▶ [DATA EXCERPTS]:
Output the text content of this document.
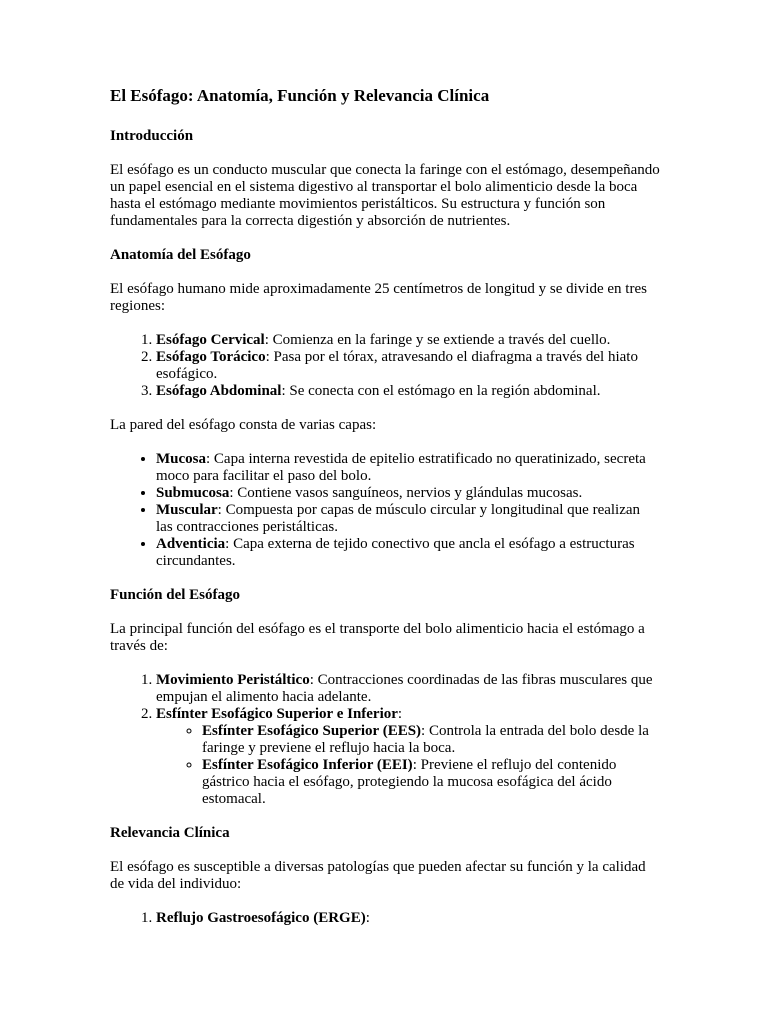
El Esófago: Anatomía, Función y Relevancia Clínica
Introducción

El esófago es un conducto muscular que conecta la faringe con el estómago, desempeñando un papel esencial en el sistema digestivo al transportar el bolo alimenticio desde la boca hasta el estómago mediante movimientos peristálticos. Su estructura y función son fundamentales para la correcta digestión y absorción de nutrientes.

Anatomía del Esófago

El esófago humano mide aproximadamente 25 centímetros de longitud y se divide en tres regiones:

1. Esófago Cervical: Comienza en la faringe y se extiende a través del cuello.
2. Esófago Torácico: Pasa por el tórax, atravesando el diafragma a través del hiato esofágico.
3. Esófago Abdominal: Se conecta con el estómago en la región abdominal.

La pared del esófago consta de varias capas:

• Mucosa: Capa interna revestida de epitelio estratificado no queratinizado, secreta moco para facilitar el paso del bolo.
• Submucosa: Contiene vasos sanguíneos, nervios y glándulas mucosas.
• Muscular: Compuesta por capas de músculo circular y longitudinal que realizan las contracciones peristálticas.
• Adventicia: Capa externa de tejido conectivo que ancla el esófago a estructuras circundantes.
Función del Esófago

La principal función del esófago es el transporte del bolo alimenticio hacia el estómago a través de:

1. Movimiento Peristáltico: Contracciones coordinadas de las fibras musculares que empujan el alimento hacia adelante.
2. Esfínter Esofágico Superior e Inferior:
◦ Esfínter Esofágico Superior (EES): Controla la entrada del bolo desde la faringe y previene el reflujo hacia la boca.
◦ Esfínter Esofágico Inferior (EEI): Previene el reflujo del contenido gástrico hacia el esófago, protegiendo la mucosa esofágica del ácido estomacal.
Relevancia Clínica

El esófago es susceptible a diversas patologías que pueden afectar su función y la calidad de vida del individuo:

1. Reflujo Gastroesofágico (ERGE):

▶ [DESCRIPTION OF THE TASK]: Quote the records in their entirety, keeping the wording exact and excluding pictures.

▶ [SOLUTION TO THE PROBLEM]:
Output the text content of this document.
El Esófago: Anatomía, Función y Relevancia Clínica
Introducción

El esófago es un conducto muscular que conecta la faringe con el estómago, desempeñando un papel esencial en el sistema digestivo al transportar el bolo alimenticio desde la boca hasta el estómago mediante movimientos peristálticos. Su estructura y función son fundamentales para la correcta digestión y absorción de nutrientes.

Anatomía del Esófago

El esófago humano mide aproximadamente 25 centímetros de longitud y se divide en tres regiones:

1. Esófago Cervical: Comienza en la faringe y se extiende a través del cuello.
2. Esófago Torácico: Pasa por el tórax, atravesando el diafragma a través del hiato esofágico.
3. Esófago Abdominal: Se conecta con el estómago en la región abdominal.

La pared del esófago consta de varias capas:

• Mucosa: Capa interna revestida de epitelio estratificado no queratinizado, secreta moco para facilitar el paso del bolo.
• Submucosa: Contiene vasos sanguíneos, nervios y glándulas mucosas.
• Muscular: Compuesta por capas de músculo circular y longitudinal que realizan las contracciones peristálticas.
• Adventicia: Capa externa de tejido conectivo que ancla el esófago a estructuras circundantes.
Función del Esófago

La principal función del esófago es el transporte del bolo alimenticio hacia el estómago a través de:

1. Movimiento Peristáltico: Contracciones coordinadas de las fibras musculares que empujan el alimento hacia adelante.
2. Esfínter Esofágico Superior e Inferior:
◦ Esfínter Esofágico Superior (EES): Controla la entrada del bolo desde la faringe y previene el reflujo hacia la boca.
◦ Esfínter Esofágico Inferior (EEI): Previene el reflujo del contenido gástrico hacia el esófago, protegiendo la mucosa esofágica del ácido estomacal.
Relevancia Clínica

El esófago es susceptible a diversas patologías que pueden afectar su función y la calidad de vida del individuo:

1. Reflujo Gastroesofágico (ERGE):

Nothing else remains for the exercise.